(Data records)
+ + + + + + +
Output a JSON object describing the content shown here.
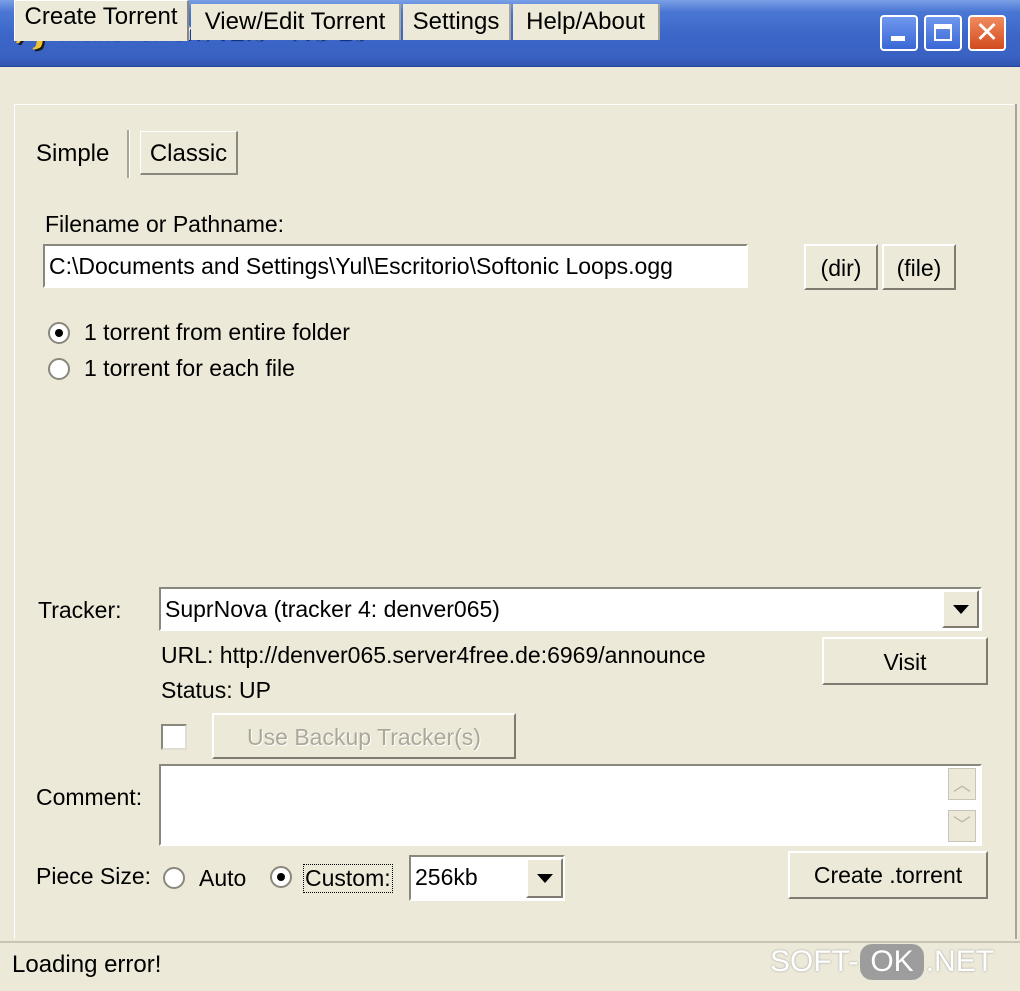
{
  "window": {
    "title": "MakeTorrent v2.0 - RC 1c"
  },
  "main_tabs": [
    {
      "label": "Create Torrent"
    },
    {
      "label": "View/Edit Torrent"
    },
    {
      "label": "Settings"
    },
    {
      "label": "Help/About"
    }
  ],
  "mode_tabs": {
    "simple": "Simple",
    "classic": "Classic",
    "selected": "Classic"
  },
  "file": {
    "label": "Filename or Pathname:",
    "value": "C:\\Documents and Settings\\Yul\\Escritorio\\Softonic Loops.ogg",
    "dir_button": "(dir)",
    "file_button": "(file)"
  },
  "torrent_mode": {
    "option1": "1 torrent from entire folder",
    "option2": "1 torrent for each file",
    "selected": "1 torrent from entire folder"
  },
  "tracker": {
    "label": "Tracker:",
    "selected": "SuprNova (tracker 4: denver065)",
    "url_text": "URL: http://denver065.server4free.de:6969/announce",
    "status_text": "Status: UP",
    "visit_button": "Visit",
    "backup_label": "Use Backup Tracker(s)",
    "backup_checked": false
  },
  "comment": {
    "label": "Comment:",
    "value": ""
  },
  "piece_size": {
    "label": "Piece Size:",
    "auto_label": "Auto",
    "custom_label": "Custom:",
    "selected_mode": "Custom:",
    "value": "256kb"
  },
  "create_button": "Create .torrent",
  "status_bar": {
    "text": "Loading error!"
  },
  "watermark": {
    "left": "SOFT-",
    "box": "OK",
    "right": ".NET"
  },
  "icons": [
    "app-icon",
    "minimize-icon",
    "maximize-icon",
    "close-icon",
    "chevron-down-icon",
    "scroll-up-icon",
    "scroll-down-icon"
  ]
}
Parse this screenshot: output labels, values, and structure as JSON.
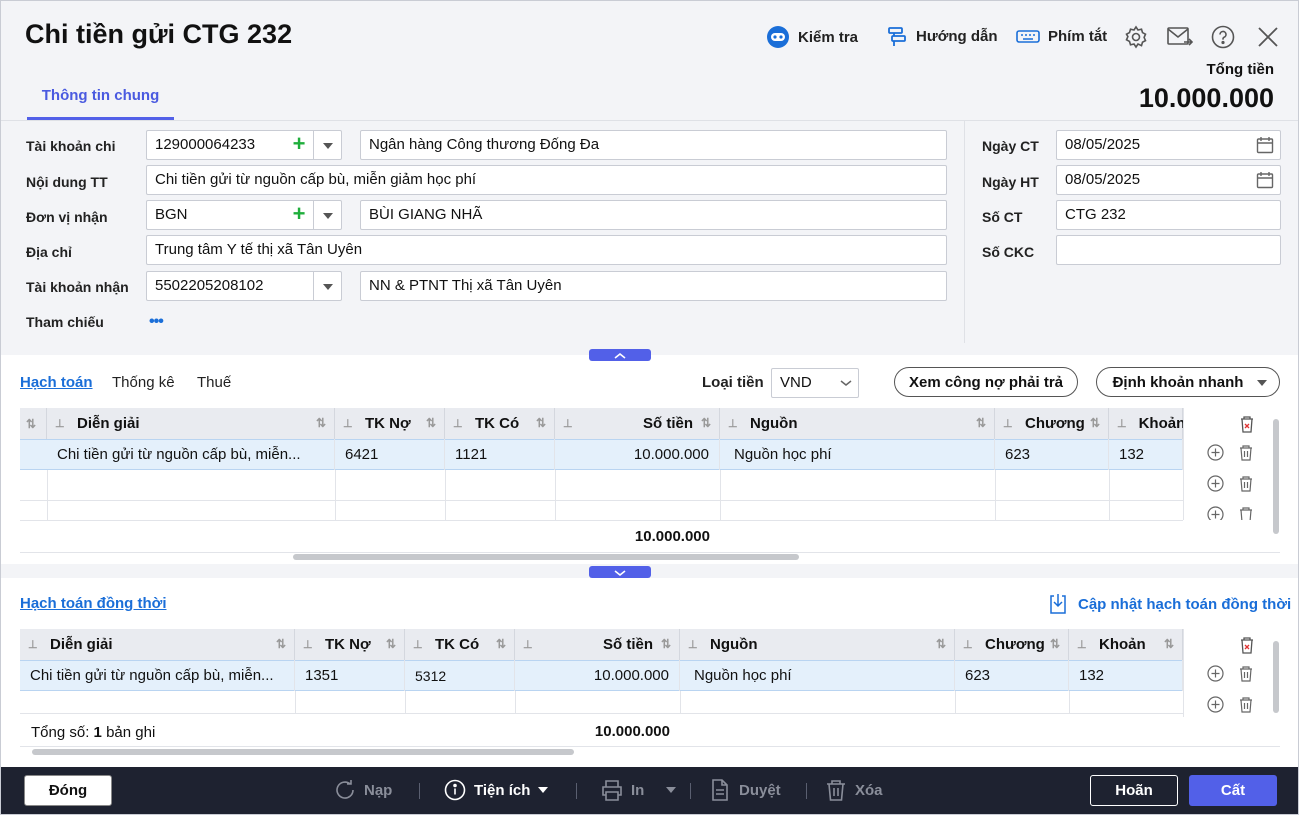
{
  "window": {
    "title": "Chi tiền gửi CTG 232"
  },
  "toolbar": {
    "check": "Kiểm tra",
    "guide": "Hướng dẫn",
    "shortcut": "Phím tắt"
  },
  "tabs": {
    "general": "Thông tin chung"
  },
  "total": {
    "label": "Tổng tiền",
    "value": "10.000.000"
  },
  "form": {
    "pay_account_label": "Tài khoản chi",
    "pay_account_value": "129000064233",
    "pay_bank": "Ngân hàng Công thương Đống Đa",
    "content_label": "Nội dung TT",
    "content_value": "Chi tiền gửi từ nguồn cấp bù, miễn giảm học phí",
    "receiver_label": "Đơn vị nhận",
    "receiver_code": "BGN",
    "receiver_name": "BÙI GIANG NHÃ",
    "address_label": "Địa chỉ",
    "address_value": "Trung tâm Y tế thị xã Tân Uyên",
    "recv_account_label": "Tài khoản nhận",
    "recv_account_value": "5502205208102",
    "recv_bank": "NN & PTNT Thị xã Tân Uyên",
    "ref_label": "Tham chiếu",
    "ref_more": "•••",
    "date_ct_label": "Ngày CT",
    "date_ct_value": "08/05/2025",
    "date_ht_label": "Ngày HT",
    "date_ht_value": "08/05/2025",
    "so_ct_label": "Số CT",
    "so_ct_value": "CTG 232",
    "so_ckc_label": "Số CKC",
    "so_ckc_value": ""
  },
  "accounting": {
    "tabs": [
      "Hạch toán",
      "Thống kê",
      "Thuế"
    ],
    "currency_label": "Loại tiền",
    "currency_value": "VND",
    "debt_button": "Xem công nợ phải trả",
    "quick_button": "Định khoản nhanh",
    "columns": [
      "Diễn giải",
      "TK Nợ",
      "TK Có",
      "Số tiền",
      "Nguồn",
      "Chương",
      "Khoản"
    ],
    "rows": [
      {
        "desc": "Chi tiền gửi từ nguồn cấp bù, miễn...",
        "debit": "6421",
        "credit": "1121",
        "amount": "10.000.000",
        "source": "Nguồn học phí",
        "chapter": "623",
        "item": "132"
      }
    ],
    "total": "10.000.000"
  },
  "concurrent": {
    "title": "Hạch toán đồng thời",
    "update_link": "Cập nhật hạch toán đồng thời",
    "columns": [
      "Diễn giải",
      "TK Nợ",
      "TK Có",
      "Số tiền",
      "Nguồn",
      "Chương",
      "Khoản"
    ],
    "rows": [
      {
        "desc": "Chi tiền gửi từ nguồn cấp bù, miễn...",
        "debit": "1351",
        "credit": "5312",
        "amount": "10.000.000",
        "source": "Nguồn học phí",
        "chapter": "623",
        "item": "132"
      }
    ],
    "count_prefix": "Tổng số:",
    "count_value": "1",
    "count_suffix": "bản ghi",
    "total": "10.000.000"
  },
  "footer": {
    "close": "Đóng",
    "reload": "Nạp",
    "utility": "Tiện ích",
    "print": "In",
    "approve": "Duyệt",
    "delete": "Xóa",
    "cancel": "Hoãn",
    "save": "Cất"
  },
  "colors": {
    "accent": "#5260e8",
    "link": "#1a6ed8",
    "footer_bg": "#1e2230",
    "add_green": "#1fae3b"
  }
}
+ + + + + + +
- **Required task**
Scan the material above. Extract every line in which the word "đồng" occurs.

- **Exercise response**
    "title": "Hạch toán đồng thời",
    "update_link": "Cập nhật hạch toán đồng thời",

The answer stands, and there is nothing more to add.